* _Exercise brief_:
Gather all lines from the material that contain "редакции".

* _Data rows_:
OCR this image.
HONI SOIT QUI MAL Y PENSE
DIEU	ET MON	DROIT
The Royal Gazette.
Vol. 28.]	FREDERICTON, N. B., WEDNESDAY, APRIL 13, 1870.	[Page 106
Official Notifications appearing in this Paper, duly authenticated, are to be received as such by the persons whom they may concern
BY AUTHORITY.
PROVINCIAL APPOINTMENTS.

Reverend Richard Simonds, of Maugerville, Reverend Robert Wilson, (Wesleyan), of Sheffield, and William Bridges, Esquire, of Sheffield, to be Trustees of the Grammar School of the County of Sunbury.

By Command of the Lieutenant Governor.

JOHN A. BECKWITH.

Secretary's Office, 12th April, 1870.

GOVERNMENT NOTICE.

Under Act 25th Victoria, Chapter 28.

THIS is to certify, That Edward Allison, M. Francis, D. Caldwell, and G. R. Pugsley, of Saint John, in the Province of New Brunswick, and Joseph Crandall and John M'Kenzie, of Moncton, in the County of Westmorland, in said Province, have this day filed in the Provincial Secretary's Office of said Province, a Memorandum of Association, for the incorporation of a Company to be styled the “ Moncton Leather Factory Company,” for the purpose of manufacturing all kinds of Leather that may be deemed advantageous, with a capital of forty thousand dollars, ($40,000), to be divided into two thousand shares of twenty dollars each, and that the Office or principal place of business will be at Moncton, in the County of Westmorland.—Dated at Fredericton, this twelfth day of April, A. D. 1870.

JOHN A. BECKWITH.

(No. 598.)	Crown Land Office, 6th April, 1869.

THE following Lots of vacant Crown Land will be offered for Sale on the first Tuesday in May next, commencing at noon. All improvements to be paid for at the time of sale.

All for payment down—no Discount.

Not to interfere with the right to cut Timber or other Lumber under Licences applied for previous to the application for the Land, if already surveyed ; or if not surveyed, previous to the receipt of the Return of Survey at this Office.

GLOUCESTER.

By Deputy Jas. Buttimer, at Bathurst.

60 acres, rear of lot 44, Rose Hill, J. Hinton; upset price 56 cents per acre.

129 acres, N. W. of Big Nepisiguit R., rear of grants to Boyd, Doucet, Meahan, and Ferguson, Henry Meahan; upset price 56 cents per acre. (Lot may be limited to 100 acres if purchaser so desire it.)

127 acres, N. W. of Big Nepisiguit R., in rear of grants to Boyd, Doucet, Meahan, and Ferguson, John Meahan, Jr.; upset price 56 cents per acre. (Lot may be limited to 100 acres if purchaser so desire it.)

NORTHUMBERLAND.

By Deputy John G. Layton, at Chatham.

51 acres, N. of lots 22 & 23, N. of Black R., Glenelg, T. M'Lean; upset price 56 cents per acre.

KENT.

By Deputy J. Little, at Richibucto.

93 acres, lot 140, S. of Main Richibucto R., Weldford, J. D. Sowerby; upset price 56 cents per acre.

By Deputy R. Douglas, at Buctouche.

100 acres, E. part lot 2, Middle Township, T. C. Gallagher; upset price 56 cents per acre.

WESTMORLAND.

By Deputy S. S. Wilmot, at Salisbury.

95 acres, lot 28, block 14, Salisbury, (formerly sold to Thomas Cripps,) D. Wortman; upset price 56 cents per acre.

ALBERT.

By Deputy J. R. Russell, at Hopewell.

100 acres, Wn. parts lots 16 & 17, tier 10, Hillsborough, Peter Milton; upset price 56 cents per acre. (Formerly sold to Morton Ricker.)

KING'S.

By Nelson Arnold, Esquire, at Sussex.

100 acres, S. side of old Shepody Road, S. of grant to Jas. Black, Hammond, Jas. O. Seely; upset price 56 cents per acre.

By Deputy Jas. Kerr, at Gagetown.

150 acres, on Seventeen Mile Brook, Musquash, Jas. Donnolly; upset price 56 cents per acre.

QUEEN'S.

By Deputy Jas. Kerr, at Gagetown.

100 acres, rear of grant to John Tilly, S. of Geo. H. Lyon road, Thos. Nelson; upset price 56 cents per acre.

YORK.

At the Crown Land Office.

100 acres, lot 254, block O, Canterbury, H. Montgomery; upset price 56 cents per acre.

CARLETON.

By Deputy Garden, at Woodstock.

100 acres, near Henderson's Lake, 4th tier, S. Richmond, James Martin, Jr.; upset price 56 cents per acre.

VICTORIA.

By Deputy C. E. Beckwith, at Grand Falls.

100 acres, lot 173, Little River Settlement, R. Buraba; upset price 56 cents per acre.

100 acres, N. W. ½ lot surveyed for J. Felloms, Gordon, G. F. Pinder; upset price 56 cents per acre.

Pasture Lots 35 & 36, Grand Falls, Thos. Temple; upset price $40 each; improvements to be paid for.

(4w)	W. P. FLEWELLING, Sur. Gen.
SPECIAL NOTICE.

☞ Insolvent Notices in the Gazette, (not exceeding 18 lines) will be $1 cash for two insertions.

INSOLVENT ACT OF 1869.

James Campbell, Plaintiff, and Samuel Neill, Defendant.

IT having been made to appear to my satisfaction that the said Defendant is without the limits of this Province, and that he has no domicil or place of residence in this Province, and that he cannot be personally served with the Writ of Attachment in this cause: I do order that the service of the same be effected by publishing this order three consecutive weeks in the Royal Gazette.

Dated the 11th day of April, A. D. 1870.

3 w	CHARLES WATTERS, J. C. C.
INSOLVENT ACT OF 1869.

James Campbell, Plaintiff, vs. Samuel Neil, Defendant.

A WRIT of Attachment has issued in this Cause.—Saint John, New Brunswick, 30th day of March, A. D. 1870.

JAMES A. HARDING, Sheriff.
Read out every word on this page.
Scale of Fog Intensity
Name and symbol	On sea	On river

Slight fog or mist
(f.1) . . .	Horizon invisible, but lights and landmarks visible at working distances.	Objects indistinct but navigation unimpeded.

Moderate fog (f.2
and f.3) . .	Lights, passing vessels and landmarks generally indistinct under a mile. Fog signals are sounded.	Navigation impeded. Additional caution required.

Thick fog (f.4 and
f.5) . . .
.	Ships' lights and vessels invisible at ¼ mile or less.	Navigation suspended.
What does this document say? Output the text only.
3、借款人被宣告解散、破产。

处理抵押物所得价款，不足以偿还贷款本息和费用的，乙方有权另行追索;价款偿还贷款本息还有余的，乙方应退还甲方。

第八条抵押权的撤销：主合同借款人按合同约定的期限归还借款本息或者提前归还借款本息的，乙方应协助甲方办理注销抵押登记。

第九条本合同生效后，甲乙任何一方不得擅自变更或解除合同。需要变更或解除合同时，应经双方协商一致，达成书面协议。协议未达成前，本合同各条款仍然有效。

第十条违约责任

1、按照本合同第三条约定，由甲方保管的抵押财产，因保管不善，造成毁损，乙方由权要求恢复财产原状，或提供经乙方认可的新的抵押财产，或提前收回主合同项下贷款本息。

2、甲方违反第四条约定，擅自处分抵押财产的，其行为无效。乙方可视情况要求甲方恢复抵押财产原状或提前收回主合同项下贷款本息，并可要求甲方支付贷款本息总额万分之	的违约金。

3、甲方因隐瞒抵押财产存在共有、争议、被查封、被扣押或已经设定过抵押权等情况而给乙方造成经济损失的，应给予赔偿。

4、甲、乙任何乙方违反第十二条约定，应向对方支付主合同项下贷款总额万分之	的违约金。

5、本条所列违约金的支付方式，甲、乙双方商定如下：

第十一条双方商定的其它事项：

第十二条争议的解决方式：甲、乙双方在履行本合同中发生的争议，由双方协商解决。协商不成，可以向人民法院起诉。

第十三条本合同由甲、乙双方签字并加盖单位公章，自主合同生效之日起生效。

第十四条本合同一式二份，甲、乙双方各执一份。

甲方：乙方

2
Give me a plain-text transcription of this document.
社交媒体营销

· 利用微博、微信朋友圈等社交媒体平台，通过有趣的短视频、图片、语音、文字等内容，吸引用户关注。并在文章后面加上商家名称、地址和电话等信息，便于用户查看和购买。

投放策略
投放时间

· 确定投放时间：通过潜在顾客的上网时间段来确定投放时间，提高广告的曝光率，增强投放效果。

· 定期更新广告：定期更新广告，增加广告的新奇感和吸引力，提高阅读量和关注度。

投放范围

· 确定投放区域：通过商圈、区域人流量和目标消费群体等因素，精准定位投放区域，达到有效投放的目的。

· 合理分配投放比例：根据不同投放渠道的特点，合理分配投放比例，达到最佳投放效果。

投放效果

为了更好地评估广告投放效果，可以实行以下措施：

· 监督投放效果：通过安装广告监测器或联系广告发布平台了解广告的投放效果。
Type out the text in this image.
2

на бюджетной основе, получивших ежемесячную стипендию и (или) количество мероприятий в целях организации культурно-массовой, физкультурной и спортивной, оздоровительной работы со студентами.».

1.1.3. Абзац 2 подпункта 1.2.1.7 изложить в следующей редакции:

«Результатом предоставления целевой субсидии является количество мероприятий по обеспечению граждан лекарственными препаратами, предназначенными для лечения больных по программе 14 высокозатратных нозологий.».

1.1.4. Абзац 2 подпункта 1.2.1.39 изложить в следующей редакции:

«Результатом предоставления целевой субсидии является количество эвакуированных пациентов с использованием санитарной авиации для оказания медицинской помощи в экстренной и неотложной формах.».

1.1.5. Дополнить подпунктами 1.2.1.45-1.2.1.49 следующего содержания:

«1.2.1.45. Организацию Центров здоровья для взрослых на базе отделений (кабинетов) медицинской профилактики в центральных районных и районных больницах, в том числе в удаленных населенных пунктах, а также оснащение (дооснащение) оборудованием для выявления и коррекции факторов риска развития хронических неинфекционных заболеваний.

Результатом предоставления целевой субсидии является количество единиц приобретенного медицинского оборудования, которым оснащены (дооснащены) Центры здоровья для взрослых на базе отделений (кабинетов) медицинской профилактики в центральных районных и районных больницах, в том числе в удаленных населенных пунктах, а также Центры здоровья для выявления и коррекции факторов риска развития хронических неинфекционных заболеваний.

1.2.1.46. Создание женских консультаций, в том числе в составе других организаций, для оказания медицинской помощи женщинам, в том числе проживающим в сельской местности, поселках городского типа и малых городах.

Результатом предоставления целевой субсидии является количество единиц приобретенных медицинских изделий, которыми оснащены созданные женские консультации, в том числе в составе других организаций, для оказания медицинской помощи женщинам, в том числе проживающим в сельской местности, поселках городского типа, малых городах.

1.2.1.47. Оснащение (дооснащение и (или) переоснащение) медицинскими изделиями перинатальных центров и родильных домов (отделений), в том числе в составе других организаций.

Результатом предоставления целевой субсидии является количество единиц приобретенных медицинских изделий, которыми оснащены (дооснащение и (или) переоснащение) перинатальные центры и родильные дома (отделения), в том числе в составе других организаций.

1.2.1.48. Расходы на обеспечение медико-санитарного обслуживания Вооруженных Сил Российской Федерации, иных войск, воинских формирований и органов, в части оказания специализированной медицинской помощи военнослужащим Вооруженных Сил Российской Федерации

* _The solution_:
1.1.3. Абзац 2 подпункта 1.2.1.7 изложить в следующей редакции:
1.1.4. Абзац 2 подпункта 1.2.1.39 изложить в следующей редакции:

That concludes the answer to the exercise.